------ Records for the exercise
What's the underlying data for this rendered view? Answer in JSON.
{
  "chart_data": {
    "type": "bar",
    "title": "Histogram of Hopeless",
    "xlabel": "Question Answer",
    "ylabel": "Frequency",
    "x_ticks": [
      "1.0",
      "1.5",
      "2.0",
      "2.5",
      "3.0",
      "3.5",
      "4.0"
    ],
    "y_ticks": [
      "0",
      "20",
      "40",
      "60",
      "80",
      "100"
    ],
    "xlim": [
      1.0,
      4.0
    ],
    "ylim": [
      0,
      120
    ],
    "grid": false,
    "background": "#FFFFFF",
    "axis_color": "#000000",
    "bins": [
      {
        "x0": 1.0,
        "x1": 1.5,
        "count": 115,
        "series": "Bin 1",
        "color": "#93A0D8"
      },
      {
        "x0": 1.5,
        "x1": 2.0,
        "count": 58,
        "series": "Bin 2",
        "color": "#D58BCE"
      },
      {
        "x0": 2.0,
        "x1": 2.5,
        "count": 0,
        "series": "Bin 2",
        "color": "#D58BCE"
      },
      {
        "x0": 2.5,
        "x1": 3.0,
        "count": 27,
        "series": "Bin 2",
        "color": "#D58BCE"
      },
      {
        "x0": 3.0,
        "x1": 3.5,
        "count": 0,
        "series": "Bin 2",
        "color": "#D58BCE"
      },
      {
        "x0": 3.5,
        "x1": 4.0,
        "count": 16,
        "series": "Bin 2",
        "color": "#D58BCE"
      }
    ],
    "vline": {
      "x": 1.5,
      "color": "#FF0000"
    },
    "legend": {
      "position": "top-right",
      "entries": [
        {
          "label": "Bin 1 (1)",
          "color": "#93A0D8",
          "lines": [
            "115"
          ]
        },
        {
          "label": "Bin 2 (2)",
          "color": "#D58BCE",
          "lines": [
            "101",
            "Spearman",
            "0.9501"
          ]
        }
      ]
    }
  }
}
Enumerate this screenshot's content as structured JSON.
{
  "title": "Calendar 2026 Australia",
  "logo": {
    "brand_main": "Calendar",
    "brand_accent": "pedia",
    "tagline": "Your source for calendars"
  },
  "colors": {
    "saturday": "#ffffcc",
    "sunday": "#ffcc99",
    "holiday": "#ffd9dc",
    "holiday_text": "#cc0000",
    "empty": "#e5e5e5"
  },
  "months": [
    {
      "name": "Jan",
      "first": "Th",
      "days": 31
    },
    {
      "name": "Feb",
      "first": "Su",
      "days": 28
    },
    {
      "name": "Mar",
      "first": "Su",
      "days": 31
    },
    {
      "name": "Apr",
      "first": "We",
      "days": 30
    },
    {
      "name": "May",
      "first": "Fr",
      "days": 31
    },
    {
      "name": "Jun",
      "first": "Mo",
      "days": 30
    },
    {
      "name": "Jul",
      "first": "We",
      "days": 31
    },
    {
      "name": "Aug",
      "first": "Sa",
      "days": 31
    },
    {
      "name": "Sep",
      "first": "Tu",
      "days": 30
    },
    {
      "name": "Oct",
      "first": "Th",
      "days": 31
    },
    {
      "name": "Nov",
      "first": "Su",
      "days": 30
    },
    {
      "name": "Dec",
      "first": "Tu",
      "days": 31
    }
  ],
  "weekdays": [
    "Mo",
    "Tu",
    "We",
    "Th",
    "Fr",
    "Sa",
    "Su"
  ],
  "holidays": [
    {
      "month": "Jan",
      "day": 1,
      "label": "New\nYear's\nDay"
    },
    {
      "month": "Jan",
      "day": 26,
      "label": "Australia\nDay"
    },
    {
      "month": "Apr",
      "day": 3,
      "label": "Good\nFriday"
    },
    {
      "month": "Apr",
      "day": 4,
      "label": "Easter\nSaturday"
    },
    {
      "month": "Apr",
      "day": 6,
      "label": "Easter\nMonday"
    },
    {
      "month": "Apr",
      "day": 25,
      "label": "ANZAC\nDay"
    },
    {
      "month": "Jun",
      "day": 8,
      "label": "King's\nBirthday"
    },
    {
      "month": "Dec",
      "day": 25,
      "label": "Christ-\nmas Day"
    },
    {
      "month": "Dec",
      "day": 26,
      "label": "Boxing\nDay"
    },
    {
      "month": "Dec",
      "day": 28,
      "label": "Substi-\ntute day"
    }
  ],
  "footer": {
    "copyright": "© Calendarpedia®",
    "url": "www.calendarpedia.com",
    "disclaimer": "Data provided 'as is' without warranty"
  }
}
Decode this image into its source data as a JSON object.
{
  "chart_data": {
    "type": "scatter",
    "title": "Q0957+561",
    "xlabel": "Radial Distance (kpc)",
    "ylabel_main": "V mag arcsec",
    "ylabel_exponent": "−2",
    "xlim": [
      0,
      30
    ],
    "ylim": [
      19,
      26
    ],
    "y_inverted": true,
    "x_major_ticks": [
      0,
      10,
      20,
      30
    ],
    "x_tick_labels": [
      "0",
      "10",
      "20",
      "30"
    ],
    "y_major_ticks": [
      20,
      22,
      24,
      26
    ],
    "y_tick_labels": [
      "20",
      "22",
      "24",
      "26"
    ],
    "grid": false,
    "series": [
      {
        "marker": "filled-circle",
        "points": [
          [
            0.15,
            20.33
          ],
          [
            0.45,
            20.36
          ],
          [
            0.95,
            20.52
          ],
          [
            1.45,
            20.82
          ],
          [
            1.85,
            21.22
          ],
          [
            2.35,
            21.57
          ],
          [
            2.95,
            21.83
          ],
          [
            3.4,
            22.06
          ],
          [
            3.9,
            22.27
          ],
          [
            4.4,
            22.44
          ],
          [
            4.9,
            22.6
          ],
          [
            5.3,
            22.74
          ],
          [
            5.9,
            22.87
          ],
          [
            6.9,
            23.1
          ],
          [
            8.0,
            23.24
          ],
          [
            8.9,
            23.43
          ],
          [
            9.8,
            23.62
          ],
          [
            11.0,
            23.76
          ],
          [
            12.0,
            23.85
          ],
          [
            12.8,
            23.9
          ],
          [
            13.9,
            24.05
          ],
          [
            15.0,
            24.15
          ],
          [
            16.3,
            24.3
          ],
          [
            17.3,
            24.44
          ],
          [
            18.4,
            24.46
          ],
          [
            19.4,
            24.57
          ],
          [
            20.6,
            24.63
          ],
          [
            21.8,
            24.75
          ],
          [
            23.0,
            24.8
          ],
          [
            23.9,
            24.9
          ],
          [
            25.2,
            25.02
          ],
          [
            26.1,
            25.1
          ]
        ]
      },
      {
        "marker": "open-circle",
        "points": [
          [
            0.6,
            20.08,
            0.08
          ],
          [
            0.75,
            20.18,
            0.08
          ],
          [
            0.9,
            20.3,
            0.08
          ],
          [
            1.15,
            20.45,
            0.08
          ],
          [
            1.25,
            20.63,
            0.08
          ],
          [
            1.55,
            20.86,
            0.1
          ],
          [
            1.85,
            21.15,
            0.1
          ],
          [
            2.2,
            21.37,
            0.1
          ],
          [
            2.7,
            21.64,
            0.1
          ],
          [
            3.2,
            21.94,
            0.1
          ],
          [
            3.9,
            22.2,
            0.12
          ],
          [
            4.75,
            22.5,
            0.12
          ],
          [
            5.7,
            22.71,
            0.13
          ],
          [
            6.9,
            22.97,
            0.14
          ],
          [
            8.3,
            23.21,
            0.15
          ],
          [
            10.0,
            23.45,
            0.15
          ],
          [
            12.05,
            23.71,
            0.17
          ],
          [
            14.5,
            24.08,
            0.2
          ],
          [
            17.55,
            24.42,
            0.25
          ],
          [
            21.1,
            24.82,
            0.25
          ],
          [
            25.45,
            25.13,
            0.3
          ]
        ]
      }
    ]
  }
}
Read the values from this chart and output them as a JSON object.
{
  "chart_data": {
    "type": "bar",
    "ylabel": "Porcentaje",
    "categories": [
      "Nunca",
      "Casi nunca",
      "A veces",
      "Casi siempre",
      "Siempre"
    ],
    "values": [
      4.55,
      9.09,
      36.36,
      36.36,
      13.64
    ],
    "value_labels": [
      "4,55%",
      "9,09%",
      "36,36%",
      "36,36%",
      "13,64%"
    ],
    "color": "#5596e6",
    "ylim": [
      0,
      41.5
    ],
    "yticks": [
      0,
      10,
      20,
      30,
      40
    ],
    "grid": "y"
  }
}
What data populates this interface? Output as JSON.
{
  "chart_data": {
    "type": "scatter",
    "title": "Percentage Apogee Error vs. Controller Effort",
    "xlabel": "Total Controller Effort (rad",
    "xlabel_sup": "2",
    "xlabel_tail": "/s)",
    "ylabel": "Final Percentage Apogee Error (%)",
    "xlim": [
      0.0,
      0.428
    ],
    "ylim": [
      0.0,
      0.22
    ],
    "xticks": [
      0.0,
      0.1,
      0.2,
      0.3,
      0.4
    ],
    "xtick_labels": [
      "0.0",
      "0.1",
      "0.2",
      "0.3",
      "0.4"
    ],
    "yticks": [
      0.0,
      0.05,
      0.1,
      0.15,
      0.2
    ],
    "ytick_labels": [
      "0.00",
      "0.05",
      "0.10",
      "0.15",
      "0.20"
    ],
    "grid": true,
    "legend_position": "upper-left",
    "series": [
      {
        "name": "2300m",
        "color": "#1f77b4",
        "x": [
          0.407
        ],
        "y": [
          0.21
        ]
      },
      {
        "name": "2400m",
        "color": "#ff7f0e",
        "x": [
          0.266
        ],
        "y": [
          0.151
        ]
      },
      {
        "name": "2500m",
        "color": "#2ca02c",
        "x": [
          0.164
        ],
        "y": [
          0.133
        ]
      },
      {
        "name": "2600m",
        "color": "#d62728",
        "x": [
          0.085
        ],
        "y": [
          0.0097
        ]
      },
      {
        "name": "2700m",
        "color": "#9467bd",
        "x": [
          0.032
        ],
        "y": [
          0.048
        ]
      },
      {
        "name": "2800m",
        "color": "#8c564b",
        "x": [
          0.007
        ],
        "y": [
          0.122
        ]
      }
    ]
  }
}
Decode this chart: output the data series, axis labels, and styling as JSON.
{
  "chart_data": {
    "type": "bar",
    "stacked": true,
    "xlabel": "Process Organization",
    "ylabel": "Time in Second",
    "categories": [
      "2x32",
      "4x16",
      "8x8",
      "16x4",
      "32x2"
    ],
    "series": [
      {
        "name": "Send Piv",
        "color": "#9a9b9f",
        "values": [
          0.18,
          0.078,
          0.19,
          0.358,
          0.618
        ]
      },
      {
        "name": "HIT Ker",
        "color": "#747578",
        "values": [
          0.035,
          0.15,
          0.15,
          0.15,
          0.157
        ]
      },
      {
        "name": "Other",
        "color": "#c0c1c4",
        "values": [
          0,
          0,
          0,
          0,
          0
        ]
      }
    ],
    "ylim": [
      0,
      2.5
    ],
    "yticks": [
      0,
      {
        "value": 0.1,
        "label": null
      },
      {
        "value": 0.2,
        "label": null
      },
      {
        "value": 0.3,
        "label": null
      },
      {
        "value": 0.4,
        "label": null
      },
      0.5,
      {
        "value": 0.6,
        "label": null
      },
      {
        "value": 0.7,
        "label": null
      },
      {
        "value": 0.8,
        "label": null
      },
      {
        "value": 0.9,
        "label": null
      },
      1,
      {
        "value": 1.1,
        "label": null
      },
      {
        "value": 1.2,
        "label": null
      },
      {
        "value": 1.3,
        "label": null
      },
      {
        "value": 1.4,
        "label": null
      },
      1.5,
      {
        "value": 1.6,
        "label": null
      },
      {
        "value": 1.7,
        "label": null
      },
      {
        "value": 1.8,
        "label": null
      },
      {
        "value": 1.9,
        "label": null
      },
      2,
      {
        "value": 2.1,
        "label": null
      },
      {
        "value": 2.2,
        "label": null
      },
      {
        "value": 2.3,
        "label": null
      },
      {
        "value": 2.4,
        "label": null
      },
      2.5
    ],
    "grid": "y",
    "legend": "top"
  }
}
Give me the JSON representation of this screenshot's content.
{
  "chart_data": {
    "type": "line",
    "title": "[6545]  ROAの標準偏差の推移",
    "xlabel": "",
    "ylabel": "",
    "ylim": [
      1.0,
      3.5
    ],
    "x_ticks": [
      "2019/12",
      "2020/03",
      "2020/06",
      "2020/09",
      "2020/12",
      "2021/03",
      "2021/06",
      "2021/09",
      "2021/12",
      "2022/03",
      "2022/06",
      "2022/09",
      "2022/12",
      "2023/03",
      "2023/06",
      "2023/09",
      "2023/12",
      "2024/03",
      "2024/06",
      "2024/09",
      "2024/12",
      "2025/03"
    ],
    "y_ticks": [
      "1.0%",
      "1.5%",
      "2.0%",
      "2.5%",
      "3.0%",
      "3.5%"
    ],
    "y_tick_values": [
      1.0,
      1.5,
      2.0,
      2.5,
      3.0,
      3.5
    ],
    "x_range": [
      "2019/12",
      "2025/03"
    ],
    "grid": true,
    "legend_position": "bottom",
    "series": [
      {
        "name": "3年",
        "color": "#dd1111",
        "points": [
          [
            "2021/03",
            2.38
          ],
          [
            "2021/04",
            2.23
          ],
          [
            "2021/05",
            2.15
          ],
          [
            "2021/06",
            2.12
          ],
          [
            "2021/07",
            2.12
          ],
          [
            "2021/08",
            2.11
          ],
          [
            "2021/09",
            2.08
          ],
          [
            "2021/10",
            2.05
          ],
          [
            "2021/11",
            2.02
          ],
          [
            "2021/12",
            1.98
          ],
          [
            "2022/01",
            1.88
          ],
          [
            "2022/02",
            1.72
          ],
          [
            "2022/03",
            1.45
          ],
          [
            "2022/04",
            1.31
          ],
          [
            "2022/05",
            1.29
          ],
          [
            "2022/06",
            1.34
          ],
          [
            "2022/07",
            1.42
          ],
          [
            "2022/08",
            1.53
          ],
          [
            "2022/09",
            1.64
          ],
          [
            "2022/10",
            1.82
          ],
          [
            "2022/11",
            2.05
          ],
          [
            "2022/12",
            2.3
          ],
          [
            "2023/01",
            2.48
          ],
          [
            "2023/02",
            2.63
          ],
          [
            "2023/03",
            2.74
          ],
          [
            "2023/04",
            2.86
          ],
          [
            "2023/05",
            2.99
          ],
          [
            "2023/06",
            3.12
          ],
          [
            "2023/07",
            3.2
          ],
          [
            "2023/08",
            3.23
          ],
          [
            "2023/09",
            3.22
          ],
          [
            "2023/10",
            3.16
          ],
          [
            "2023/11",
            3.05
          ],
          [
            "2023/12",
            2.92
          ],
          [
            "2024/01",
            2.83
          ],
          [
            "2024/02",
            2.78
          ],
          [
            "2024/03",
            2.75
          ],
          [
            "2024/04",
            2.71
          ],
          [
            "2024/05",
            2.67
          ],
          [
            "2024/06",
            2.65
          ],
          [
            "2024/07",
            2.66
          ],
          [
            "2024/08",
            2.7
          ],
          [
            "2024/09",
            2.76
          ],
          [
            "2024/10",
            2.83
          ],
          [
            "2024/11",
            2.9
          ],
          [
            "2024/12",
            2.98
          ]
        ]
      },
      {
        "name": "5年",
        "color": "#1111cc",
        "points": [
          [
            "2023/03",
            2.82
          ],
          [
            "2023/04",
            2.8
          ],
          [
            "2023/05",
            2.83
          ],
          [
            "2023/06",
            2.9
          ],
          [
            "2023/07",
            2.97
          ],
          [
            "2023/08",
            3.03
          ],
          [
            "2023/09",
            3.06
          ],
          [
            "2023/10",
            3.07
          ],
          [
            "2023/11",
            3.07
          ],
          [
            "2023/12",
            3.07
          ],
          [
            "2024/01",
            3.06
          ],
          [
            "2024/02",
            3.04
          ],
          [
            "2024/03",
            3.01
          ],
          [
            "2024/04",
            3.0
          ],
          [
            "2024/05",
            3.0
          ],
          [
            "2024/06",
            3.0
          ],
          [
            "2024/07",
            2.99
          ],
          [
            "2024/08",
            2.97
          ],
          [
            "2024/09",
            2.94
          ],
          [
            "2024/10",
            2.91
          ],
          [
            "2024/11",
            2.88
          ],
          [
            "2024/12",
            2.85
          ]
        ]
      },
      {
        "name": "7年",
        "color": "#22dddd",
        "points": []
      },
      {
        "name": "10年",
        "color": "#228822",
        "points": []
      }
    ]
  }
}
------------
Among the records above, find each line holding the string "source" and pull it out.

    "tagline": "Your source for calendars"
Decode this image into its source data as a JSON object.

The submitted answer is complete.